- _GIVEN PROBLEM_: Find how many lines in the data below mention "player". Give the number only.

- _AVAILABLE RECORDS_:
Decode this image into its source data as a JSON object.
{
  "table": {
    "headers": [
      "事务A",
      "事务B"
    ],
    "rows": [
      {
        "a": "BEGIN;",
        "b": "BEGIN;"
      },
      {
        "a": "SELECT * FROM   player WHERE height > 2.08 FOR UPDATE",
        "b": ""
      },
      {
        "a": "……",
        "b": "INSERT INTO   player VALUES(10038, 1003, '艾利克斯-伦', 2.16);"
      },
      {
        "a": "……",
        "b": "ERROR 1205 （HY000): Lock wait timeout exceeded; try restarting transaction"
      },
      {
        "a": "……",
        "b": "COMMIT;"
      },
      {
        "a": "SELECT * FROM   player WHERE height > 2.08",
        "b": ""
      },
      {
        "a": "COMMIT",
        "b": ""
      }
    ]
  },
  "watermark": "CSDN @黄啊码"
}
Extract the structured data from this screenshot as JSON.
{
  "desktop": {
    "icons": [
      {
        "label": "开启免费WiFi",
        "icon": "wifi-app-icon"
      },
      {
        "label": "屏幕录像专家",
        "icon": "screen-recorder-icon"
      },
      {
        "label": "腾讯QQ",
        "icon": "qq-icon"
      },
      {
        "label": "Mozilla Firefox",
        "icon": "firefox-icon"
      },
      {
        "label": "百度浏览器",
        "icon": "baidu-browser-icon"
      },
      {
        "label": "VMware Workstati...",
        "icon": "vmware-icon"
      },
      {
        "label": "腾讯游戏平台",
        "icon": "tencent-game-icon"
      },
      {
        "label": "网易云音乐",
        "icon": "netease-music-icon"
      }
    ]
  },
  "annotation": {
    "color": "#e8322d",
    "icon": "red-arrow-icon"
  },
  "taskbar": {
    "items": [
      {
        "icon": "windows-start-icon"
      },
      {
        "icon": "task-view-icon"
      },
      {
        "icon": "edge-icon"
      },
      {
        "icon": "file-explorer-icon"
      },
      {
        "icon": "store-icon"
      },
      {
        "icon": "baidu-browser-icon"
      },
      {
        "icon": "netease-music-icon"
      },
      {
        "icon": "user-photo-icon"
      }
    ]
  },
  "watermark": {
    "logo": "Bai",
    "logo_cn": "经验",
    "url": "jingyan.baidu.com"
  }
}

- _OUTPUT_: 3